## Data supplied

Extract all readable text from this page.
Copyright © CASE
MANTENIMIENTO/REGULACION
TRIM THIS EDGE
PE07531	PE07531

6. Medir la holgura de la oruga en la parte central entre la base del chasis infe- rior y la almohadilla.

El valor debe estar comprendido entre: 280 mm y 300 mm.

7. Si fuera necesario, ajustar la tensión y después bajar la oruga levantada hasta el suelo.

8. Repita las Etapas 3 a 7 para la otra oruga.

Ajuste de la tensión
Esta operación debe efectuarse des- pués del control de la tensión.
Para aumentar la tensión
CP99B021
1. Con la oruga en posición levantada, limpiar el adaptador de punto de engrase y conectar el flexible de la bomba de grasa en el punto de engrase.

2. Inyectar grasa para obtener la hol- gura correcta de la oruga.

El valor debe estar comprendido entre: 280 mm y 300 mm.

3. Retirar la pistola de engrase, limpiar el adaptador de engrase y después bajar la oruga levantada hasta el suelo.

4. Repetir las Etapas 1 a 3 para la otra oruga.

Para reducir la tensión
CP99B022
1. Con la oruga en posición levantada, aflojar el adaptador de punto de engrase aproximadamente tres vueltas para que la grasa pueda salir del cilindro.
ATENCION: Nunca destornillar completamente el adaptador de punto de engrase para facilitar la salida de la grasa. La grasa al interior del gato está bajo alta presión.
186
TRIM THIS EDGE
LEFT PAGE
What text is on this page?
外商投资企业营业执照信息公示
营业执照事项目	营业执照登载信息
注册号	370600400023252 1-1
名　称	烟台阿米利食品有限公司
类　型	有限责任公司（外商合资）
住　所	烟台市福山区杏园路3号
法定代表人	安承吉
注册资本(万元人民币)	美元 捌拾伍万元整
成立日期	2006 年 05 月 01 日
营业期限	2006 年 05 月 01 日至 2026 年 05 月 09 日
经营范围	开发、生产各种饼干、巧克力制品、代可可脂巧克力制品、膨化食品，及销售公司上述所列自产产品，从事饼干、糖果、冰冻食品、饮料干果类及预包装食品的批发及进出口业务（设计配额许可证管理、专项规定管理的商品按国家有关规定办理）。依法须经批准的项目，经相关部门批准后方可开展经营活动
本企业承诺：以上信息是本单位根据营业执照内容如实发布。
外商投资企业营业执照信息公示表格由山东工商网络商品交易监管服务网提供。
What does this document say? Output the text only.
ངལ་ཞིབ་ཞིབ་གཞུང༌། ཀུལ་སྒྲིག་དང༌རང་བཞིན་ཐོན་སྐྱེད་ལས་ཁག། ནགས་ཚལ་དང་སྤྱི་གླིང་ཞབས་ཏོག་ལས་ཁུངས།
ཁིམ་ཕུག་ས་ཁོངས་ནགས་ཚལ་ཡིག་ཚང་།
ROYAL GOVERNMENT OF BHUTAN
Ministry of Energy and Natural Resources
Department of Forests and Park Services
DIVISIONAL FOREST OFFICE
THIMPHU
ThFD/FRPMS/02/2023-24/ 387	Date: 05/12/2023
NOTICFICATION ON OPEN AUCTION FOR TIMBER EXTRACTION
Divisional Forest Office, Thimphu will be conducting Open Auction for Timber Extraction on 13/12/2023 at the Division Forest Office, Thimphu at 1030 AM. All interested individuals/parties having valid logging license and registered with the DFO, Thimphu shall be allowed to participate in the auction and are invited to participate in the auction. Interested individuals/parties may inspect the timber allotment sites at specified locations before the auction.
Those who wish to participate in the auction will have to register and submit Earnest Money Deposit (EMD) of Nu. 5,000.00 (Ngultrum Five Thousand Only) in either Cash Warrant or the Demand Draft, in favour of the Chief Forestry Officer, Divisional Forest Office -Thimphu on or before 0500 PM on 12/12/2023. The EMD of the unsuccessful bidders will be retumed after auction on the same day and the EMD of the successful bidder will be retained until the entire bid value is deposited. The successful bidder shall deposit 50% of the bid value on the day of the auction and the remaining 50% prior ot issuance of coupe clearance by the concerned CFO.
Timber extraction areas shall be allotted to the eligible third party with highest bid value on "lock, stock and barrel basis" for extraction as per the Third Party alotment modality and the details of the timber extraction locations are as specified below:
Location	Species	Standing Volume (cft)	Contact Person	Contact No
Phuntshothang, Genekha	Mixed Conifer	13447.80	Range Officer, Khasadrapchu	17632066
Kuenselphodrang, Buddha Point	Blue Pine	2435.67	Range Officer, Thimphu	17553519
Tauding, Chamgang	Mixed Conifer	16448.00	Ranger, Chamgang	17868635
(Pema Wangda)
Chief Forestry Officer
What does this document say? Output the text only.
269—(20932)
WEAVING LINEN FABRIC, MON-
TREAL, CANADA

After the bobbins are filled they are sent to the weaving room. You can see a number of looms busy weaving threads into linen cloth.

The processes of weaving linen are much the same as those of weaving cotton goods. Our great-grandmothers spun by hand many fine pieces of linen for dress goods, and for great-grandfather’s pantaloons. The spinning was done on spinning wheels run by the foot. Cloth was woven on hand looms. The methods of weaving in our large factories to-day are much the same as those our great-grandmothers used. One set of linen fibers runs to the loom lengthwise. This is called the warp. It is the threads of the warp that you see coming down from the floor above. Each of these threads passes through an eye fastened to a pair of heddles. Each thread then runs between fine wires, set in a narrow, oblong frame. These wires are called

## Task brief
Go through the entries and repeat each one exactly.

## Answer for the task
Extract all readable text from this page.
Copyright © CASE
MANTENIMIENTO/REGULACION
TRIM THIS EDGE
PE07531	PE07531

6. Medir la holgura de la oruga en la parte central entre la base del chasis infe- rior y la almohadilla.

El valor debe estar comprendido entre: 280 mm y 300 mm.

7. Si fuera necesario, ajustar la tensión y después bajar la oruga levantada hasta el suelo.

8. Repita las Etapas 3 a 7 para la otra oruga.

Ajuste de la tensión
Esta operación debe efectuarse des- pués del control de la tensión.
Para aumentar la tensión
CP99B021
1. Con la oruga en posición levantada, limpiar el adaptador de punto de engrase y conectar el flexible de la bomba de grasa en el punto de engrase.

2. Inyectar grasa para obtener la hol- gura correcta de la oruga.

El valor debe estar comprendido entre: 280 mm y 300 mm.

3. Retirar la pistola de engrase, limpiar el adaptador de engrase y después bajar la oruga levantada hasta el suelo.

4. Repetir las Etapas 1 a 3 para la otra oruga.

Para reducir la tensión
CP99B022
1. Con la oruga en posición levantada, aflojar el adaptador de punto de engrase aproximadamente tres vueltas para que la grasa pueda salir del cilindro.
ATENCION: Nunca destornillar completamente el adaptador de punto de engrase para facilitar la salida de la grasa. La grasa al interior del gato está bajo alta presión.
186
TRIM THIS EDGE
LEFT PAGE
What text is on this page?
外商投资企业营业执照信息公示
营业执照事项目	营业执照登载信息
注册号	370600400023252 1-1
名　称	烟台阿米利食品有限公司
类　型	有限责任公司（外商合资）
住　所	烟台市福山区杏园路3号
法定代表人	安承吉
注册资本(万元人民币)	美元 捌拾伍万元整
成立日期	2006 年 05 月 01 日
营业期限	2006 年 05 月 01 日至 2026 年 05 月 09 日
经营范围	开发、生产各种饼干、巧克力制品、代可可脂巧克力制品、膨化食品，及销售公司上述所列自产产品，从事饼干、糖果、冰冻食品、饮料干果类及预包装食品的批发及进出口业务（设计配额许可证管理、专项规定管理的商品按国家有关规定办理）。依法须经批准的项目，经相关部门批准后方可开展经营活动
本企业承诺：以上信息是本单位根据营业执照内容如实发布。
外商投资企业营业执照信息公示表格由山东工商网络商品交易监管服务网提供。
What does this document say? Output the text only.
ངལ་ཞིབ་ཞིབ་གཞུང༌། ཀུལ་སྒྲིག་དང༌རང་བཞིན་ཐོན་སྐྱེད་ལས་ཁག། ནགས་ཚལ་དང་སྤྱི་གླིང་ཞབས་ཏོག་ལས་ཁུངས།
ཁིམ་ཕུག་ས་ཁོངས་ནགས་ཚལ་ཡིག་ཚང་།
ROYAL GOVERNMENT OF BHUTAN
Ministry of Energy and Natural Resources
Department of Forests and Park Services
DIVISIONAL FOREST OFFICE
THIMPHU
ThFD/FRPMS/02/2023-24/ 387	Date: 05/12/2023
NOTICFICATION ON OPEN AUCTION FOR TIMBER EXTRACTION
Divisional Forest Office, Thimphu will be conducting Open Auction for Timber Extraction on 13/12/2023 at the Division Forest Office, Thimphu at 1030 AM. All interested individuals/parties having valid logging license and registered with the DFO, Thimphu shall be allowed to participate in the auction and are invited to participate in the auction. Interested individuals/parties may inspect the timber allotment sites at specified locations before the auction.
Those who wish to participate in the auction will have to register and submit Earnest Money Deposit (EMD) of Nu. 5,000.00 (Ngultrum Five Thousand Only) in either Cash Warrant or the Demand Draft, in favour of the Chief Forestry Officer, Divisional Forest Office -Thimphu on or before 0500 PM on 12/12/2023. The EMD of the unsuccessful bidders will be retumed after auction on the same day and the EMD of the successful bidder will be retained until the entire bid value is deposited. The successful bidder shall deposit 50% of the bid value on the day of the auction and the remaining 50% prior ot issuance of coupe clearance by the concerned CFO.
Timber extraction areas shall be allotted to the eligible third party with highest bid value on "lock, stock and barrel basis" for extraction as per the Third Party alotment modality and the details of the timber extraction locations are as specified below:
Location	Species	Standing Volume (cft)	Contact Person	Contact No
Phuntshothang, Genekha	Mixed Conifer	13447.80	Range Officer, Khasadrapchu	17632066
Kuenselphodrang, Buddha Point	Blue Pine	2435.67	Range Officer, Thimphu	17553519
Tauding, Chamgang	Mixed Conifer	16448.00	Ranger, Chamgang	17868635
(Pema Wangda)
Chief Forestry Officer
What does this document say? Output the text only.
269—(20932)
WEAVING LINEN FABRIC, MON-
TREAL, CANADA

After the bobbins are filled they are sent to the weaving room. You can see a number of looms busy weaving threads into linen cloth.

The processes of weaving linen are much the same as those of weaving cotton goods. Our great-grandmothers spun by hand many fine pieces of linen for dress goods, and for great-grandfather’s pantaloons. The spinning was done on spinning wheels run by the foot. Cloth was woven on hand looms. The methods of weaving in our large factories to-day are much the same as those our great-grandmothers used. One set of linen fibers runs to the loom lengthwise. This is called the warp. It is the threads of the warp that you see coming down from the floor above. Each of these threads passes through an eye fastened to a pair of heddles. Each thread then runs between fine wires, set in a narrow, oblong frame. These wires are called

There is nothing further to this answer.